Your goal:
Edit the entries below by replacing "Theoretical" with "Predicted" and leaving everything else unchanged.

Task data:

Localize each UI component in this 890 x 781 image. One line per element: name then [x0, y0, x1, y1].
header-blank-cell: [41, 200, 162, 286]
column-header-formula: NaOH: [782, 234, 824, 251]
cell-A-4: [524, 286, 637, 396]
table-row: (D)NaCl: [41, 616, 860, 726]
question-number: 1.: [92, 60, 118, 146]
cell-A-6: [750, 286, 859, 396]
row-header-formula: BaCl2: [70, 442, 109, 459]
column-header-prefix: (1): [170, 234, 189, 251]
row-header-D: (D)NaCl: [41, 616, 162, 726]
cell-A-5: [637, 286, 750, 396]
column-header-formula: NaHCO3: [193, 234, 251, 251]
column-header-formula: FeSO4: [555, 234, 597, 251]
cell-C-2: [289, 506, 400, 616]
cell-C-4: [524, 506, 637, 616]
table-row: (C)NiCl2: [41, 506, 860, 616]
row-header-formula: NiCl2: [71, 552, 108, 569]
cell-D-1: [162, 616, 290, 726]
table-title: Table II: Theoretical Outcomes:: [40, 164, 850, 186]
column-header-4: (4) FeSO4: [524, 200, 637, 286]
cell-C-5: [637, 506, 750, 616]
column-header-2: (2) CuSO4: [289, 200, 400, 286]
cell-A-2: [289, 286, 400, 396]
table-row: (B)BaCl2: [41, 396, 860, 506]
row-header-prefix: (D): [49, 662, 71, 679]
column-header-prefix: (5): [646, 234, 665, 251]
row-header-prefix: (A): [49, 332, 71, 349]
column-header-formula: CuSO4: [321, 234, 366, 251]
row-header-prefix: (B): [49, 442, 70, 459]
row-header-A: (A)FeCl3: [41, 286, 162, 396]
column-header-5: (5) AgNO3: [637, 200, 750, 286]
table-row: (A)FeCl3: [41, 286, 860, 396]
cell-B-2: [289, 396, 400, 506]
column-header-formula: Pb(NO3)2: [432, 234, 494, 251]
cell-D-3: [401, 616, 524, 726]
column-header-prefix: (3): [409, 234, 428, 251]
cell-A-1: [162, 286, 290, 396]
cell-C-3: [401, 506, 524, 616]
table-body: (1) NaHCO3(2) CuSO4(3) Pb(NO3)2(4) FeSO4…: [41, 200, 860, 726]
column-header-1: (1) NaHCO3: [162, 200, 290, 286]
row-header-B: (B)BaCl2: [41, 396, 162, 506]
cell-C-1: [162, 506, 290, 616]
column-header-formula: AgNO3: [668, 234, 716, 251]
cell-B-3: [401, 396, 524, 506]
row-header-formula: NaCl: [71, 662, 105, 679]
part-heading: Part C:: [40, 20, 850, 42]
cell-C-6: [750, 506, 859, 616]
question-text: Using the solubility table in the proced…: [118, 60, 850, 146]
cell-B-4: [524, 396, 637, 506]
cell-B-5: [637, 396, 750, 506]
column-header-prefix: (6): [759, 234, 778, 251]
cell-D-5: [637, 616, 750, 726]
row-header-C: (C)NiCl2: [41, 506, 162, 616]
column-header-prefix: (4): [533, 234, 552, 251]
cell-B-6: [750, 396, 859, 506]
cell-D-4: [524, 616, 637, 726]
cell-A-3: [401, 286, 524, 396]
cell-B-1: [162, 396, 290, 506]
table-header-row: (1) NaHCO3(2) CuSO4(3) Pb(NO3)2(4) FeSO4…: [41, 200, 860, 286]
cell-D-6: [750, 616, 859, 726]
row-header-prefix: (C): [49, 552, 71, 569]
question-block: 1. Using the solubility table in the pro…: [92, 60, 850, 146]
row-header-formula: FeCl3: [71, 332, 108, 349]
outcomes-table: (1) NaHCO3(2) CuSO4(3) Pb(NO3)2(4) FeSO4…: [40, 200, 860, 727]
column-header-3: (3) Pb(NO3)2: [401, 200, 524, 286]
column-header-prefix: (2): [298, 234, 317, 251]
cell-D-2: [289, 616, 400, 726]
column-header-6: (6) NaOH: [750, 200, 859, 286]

Solution below:
Localize each UI component in this 890 x 781 image. One line per element: name then [x0, y0, x1, y1].
header-blank-cell: [41, 200, 162, 286]
column-header-formula: NaOH: [782, 234, 824, 251]
cell-A-4: [524, 286, 637, 396]
table-row: (D)NaCl: [41, 616, 860, 726]
question-number: 1.: [92, 60, 118, 146]
cell-A-6: [750, 286, 859, 396]
row-header-formula: BaCl2: [70, 442, 109, 459]
column-header-prefix: (1): [170, 234, 189, 251]
row-header-D: (D)NaCl: [41, 616, 162, 726]
cell-A-5: [637, 286, 750, 396]
column-header-formula: NaHCO3: [193, 234, 251, 251]
column-header-formula: FeSO4: [555, 234, 597, 251]
cell-C-2: [289, 506, 400, 616]
cell-C-4: [524, 506, 637, 616]
table-row: (C)NiCl2: [41, 506, 860, 616]
row-header-formula: NiCl2: [71, 552, 108, 569]
cell-D-1: [162, 616, 290, 726]
table-title: Table II: Predicted Outcomes:: [40, 164, 850, 186]
column-header-4: (4) FeSO4: [524, 200, 637, 286]
cell-C-5: [637, 506, 750, 616]
column-header-2: (2) CuSO4: [289, 200, 400, 286]
cell-A-2: [289, 286, 400, 396]
table-row: (B)BaCl2: [41, 396, 860, 506]
row-header-prefix: (D): [49, 662, 71, 679]
column-header-prefix: (5): [646, 234, 665, 251]
row-header-prefix: (A): [49, 332, 71, 349]
column-header-formula: CuSO4: [321, 234, 366, 251]
row-header-prefix: (B): [49, 442, 70, 459]
row-header-A: (A)FeCl3: [41, 286, 162, 396]
column-header-5: (5) AgNO3: [637, 200, 750, 286]
table-row: (A)FeCl3: [41, 286, 860, 396]
cell-B-2: [289, 396, 400, 506]
column-header-formula: Pb(NO3)2: [432, 234, 494, 251]
cell-D-3: [401, 616, 524, 726]
column-header-prefix: (3): [409, 234, 428, 251]
cell-A-1: [162, 286, 290, 396]
cell-C-3: [401, 506, 524, 616]
table-body: (1) NaHCO3(2) CuSO4(3) Pb(NO3)2(4) FeSO4…: [41, 200, 860, 726]
column-header-1: (1) NaHCO3: [162, 200, 290, 286]
row-header-B: (B)BaCl2: [41, 396, 162, 506]
cell-C-1: [162, 506, 290, 616]
column-header-formula: AgNO3: [668, 234, 716, 251]
cell-B-3: [401, 396, 524, 506]
row-header-formula: NaCl: [71, 662, 105, 679]
part-heading: Part C:: [40, 20, 850, 42]
cell-C-6: [750, 506, 859, 616]
question-text: Using the solubility table in the proced…: [118, 60, 850, 146]
cell-B-4: [524, 396, 637, 506]
cell-B-5: [637, 396, 750, 506]
column-header-prefix: (6): [759, 234, 778, 251]
cell-D-5: [637, 616, 750, 726]
row-header-C: (C)NiCl2: [41, 506, 162, 616]
column-header-prefix: (4): [533, 234, 552, 251]
cell-B-6: [750, 396, 859, 506]
cell-D-4: [524, 616, 637, 726]
cell-A-3: [401, 286, 524, 396]
cell-B-1: [162, 396, 290, 506]
table-header-row: (1) NaHCO3(2) CuSO4(3) Pb(NO3)2(4) FeSO4…: [41, 200, 860, 286]
cell-D-6: [750, 616, 859, 726]
row-header-prefix: (C): [49, 552, 71, 569]
question-block: 1. Using the solubility table in the pro…: [92, 60, 850, 146]
row-header-formula: FeCl3: [71, 332, 108, 349]
outcomes-table: (1) NaHCO3(2) CuSO4(3) Pb(NO3)2(4) FeSO4…: [40, 200, 860, 727]
column-header-3: (3) Pb(NO3)2: [401, 200, 524, 286]
column-header-prefix: (2): [298, 234, 317, 251]
cell-D-2: [289, 616, 400, 726]
column-header-6: (6) NaOH: [750, 200, 859, 286]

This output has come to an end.